*STATED GOAL:* Word for word, print each line of the listing below; pictures stay out.

*RECORDS SUPPLIED:*
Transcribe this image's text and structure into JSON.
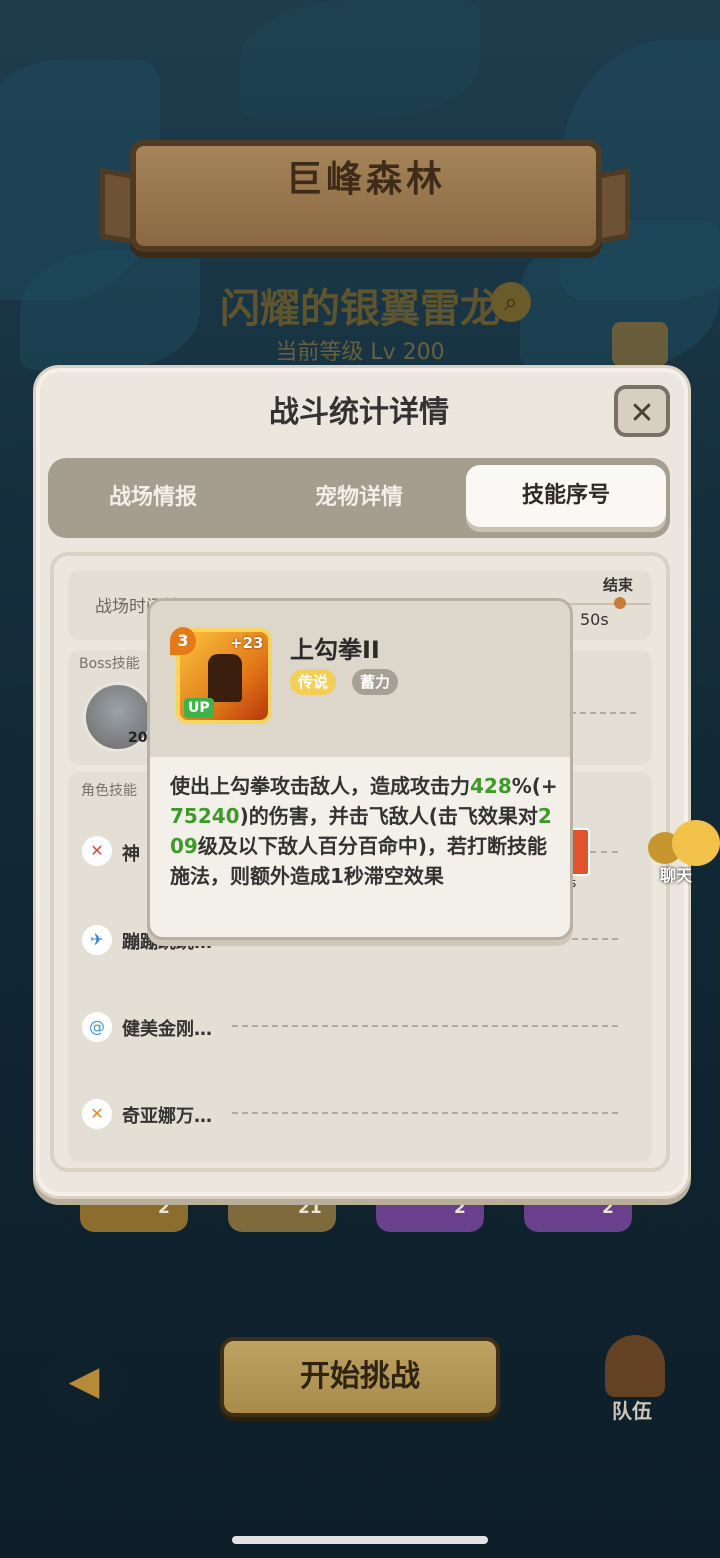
{
  "header": {
    "map_title": "巨峰森林",
    "boss_name": "闪耀的银翼雷龙",
    "level_text": "当前等级 Lv 200"
  },
  "panel": {
    "title": "战斗统计详情",
    "close_label": "✕",
    "tabs": [
      {
        "label": "战场情报",
        "active": false
      },
      {
        "label": "宠物详情",
        "active": false
      },
      {
        "label": "技能序号",
        "active": true
      }
    ]
  },
  "timeline": {
    "label": "战场时间轴",
    "end_label": "结束",
    "time_marker": "50s"
  },
  "boss_skills": {
    "label": "Boss技能",
    "boss_level": "20"
  },
  "role_skills": {
    "label": "角色技能",
    "rows": [
      {
        "name": "神",
        "icon": "sword-crossed-icon"
      },
      {
        "name": "蹦蹦跳跳…",
        "icon": "wing-icon"
      },
      {
        "name": "健美金刚…",
        "icon": "swirl-icon"
      },
      {
        "name": "奇亚娜万…",
        "icon": "blade-icon"
      }
    ],
    "side_time": "s"
  },
  "tooltip": {
    "skill_name": "上勾拳II",
    "skill_level": "3",
    "skill_plus": "+23",
    "up_badge": "UP",
    "tags": [
      "传说",
      "蓄力"
    ],
    "desc_parts": [
      {
        "text": "使出上勾拳攻击敌人，造成攻击力",
        "highlight": false
      },
      {
        "text": "428",
        "highlight": true
      },
      {
        "text": "%(+",
        "highlight": false
      },
      {
        "text": "75240",
        "highlight": true
      },
      {
        "text": ")的伤害，并击飞敌人(击飞效果对",
        "highlight": false
      },
      {
        "text": "209",
        "highlight": true
      },
      {
        "text": "级及以下敌人百分百命中)，若打断技能施法，则额外造成1秒滞空效果",
        "highlight": false
      }
    ]
  },
  "bottom": {
    "slots": [
      "2",
      "21",
      "2",
      "2"
    ],
    "start_button": "开始挑战",
    "back_icon": "back-arrow-icon",
    "team_label": "队伍",
    "chat_label": "聊天"
  },
  "colors": {
    "highlight_green": "#3f9a2a",
    "legend_tag": "#f5cf55",
    "accent_brown": "#a88a4b"
  }
}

*THE ANSWER:*
Transcribe this image's text and structure into JSON.
{
  "header": {
    "map_title": "巨峰森林",
    "boss_name": "闪耀的银翼雷龙",
    "level_text": "当前等级 Lv 200"
  },
  "panel": {
    "title": "战斗统计详情",
    "close_label": "✕",
    "tabs": [
      {
        "label": "战场情报",
        "active": false
      },
      {
        "label": "宠物详情",
        "active": false
      },
      {
        "label": "技能序号",
        "active": true
      }
    ]
  },
  "timeline": {
    "label": "战场时间轴",
    "end_label": "结束",
    "time_marker": "50s"
  },
  "boss_skills": {
    "label": "Boss技能",
    "boss_level": "20"
  },
  "role_skills": {
    "label": "角色技能",
    "rows": [
      {
        "name": "神",
        "icon": "sword-crossed-icon"
      },
      {
        "name": "蹦蹦跳跳…",
        "icon": "wing-icon"
      },
      {
        "name": "健美金刚…",
        "icon": "swirl-icon"
      },
      {
        "name": "奇亚娜万…",
        "icon": "blade-icon"
      }
    ],
    "side_time": "s"
  },
  "tooltip": {
    "skill_name": "上勾拳II",
    "skill_level": "3",
    "skill_plus": "+23",
    "up_badge": "UP",
    "tags": [
      "传说",
      "蓄力"
    ],
    "desc_parts": [
      {
        "text": "使出上勾拳攻击敌人，造成攻击力",
        "highlight": false
      },
      {
        "text": "428",
        "highlight": true
      },
      {
        "text": "%(+",
        "highlight": false
      },
      {
        "text": "75240",
        "highlight": true
      },
      {
        "text": ")的伤害，并击飞敌人(击飞效果对",
        "highlight": false
      },
      {
        "text": "209",
        "highlight": true
      },
      {
        "text": "级及以下敌人百分百命中)，若打断技能施法，则额外造成1秒滞空效果",
        "highlight": false
      }
    ]
  },
  "bottom": {
    "slots": [
      "2",
      "21",
      "2",
      "2"
    ],
    "start_button": "开始挑战",
    "back_icon": "back-arrow-icon",
    "team_label": "队伍",
    "chat_label": "聊天"
  },
  "colors": {
    "highlight_green": "#3f9a2a",
    "legend_tag": "#f5cf55",
    "accent_brown": "#a88a4b"
  }
}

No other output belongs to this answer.